Extracted data entries:
+ + + + + + +

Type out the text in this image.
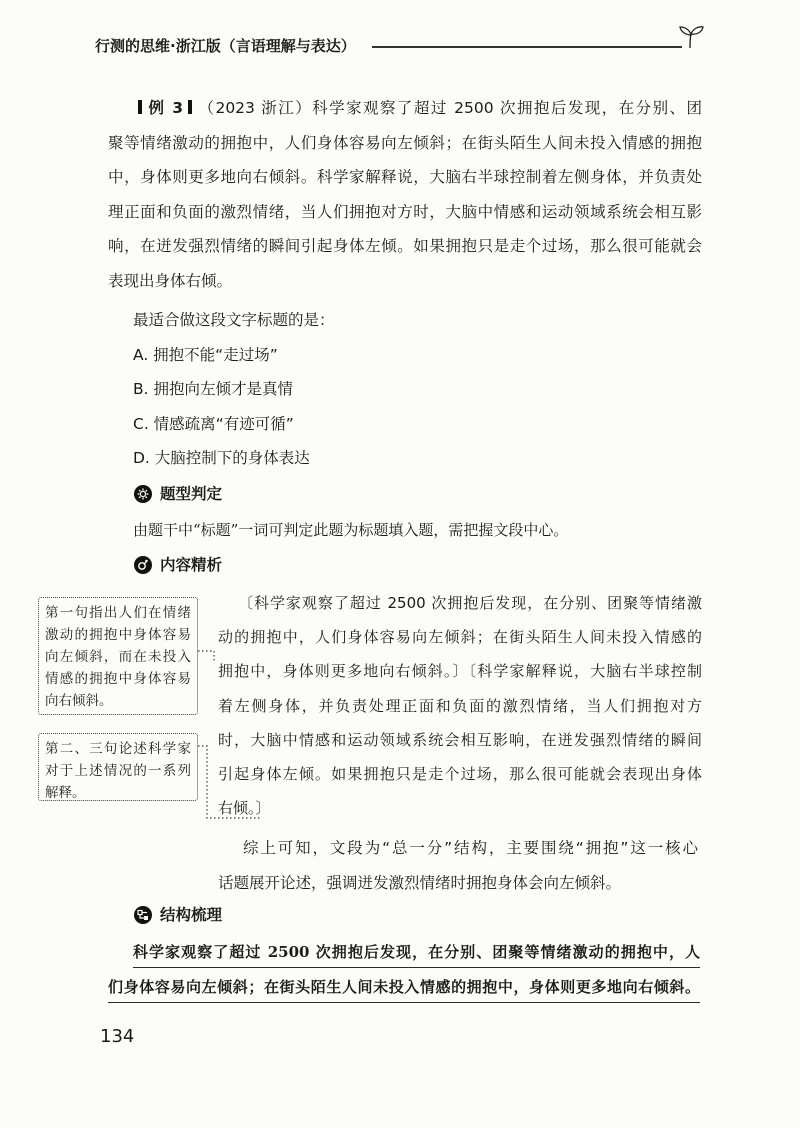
行测的思维·浙江版（言语理解与表达）
例 3 （2023 浙江）科学家观察了超过 2500 次拥抱后发现，在分别、团
聚等情绪激动的拥抱中，人们身体容易向左倾斜；在街头陌生人间未投入情感的拥抱
中，身体则更多地向右倾斜。科学家解释说，大脑右半球控制着左侧身体，并负责处
理正面和负面的激烈情绪，当人们拥抱对方时，大脑中情感和运动领域系统会相互影
响，在迸发强烈情绪的瞬间引起身体左倾。如果拥抱只是走个过场，那么很可能就会
表现出身体右倾。
最适合做这段文字标题的是：
A. 拥抱不能“走过场”
B. 拥抱向左倾才是真情
C. 情感疏离“有迹可循”
D. 大脑控制下的身体表达
题型判定
由题干中“标题”一词可判定此题为标题填入题，需把握文段中心。
内容精析
〔科学家观察了超过 2500 次拥抱后发现，在分别、团聚等情绪激
动的拥抱中，人们身体容易向左倾斜；在街头陌生人间未投入情感的
拥抱中，身体则更多地向右倾斜。〕〔科学家解释说，大脑右半球控制
着左侧身体，并负责处理正面和负面的激烈情绪，当人们拥抱对方
时，大脑中情感和运动领域系统会相互影响，在迸发强烈情绪的瞬间
引起身体左倾。如果拥抱只是走个过场，那么很可能就会表现出身体
右倾。〕
第一句指出人们在情绪
激动的拥抱中身体容易
向左倾斜，而在未投入
情感的拥抱中身体容易
向右倾斜。
第二、三句论述科学家
对于上述情况的一系列
解释。
综上可知，文段为“总一分”结构，主要围绕“拥抱”这一核心
话题展开论述，强调迸发激烈情绪时拥抱身体会向左倾斜。
结构梳理
科学家观察了超过 2500 次拥抱后发现，在分别、团聚等情绪激动的拥抱中，人
们身体容易向左倾斜；在街头陌生人间未投入情感的拥抱中，身体则更多地向右倾斜。
134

+ + + + + + +

Say how many lines contain the string "次拥抱后发现", giving nothing but the count.

3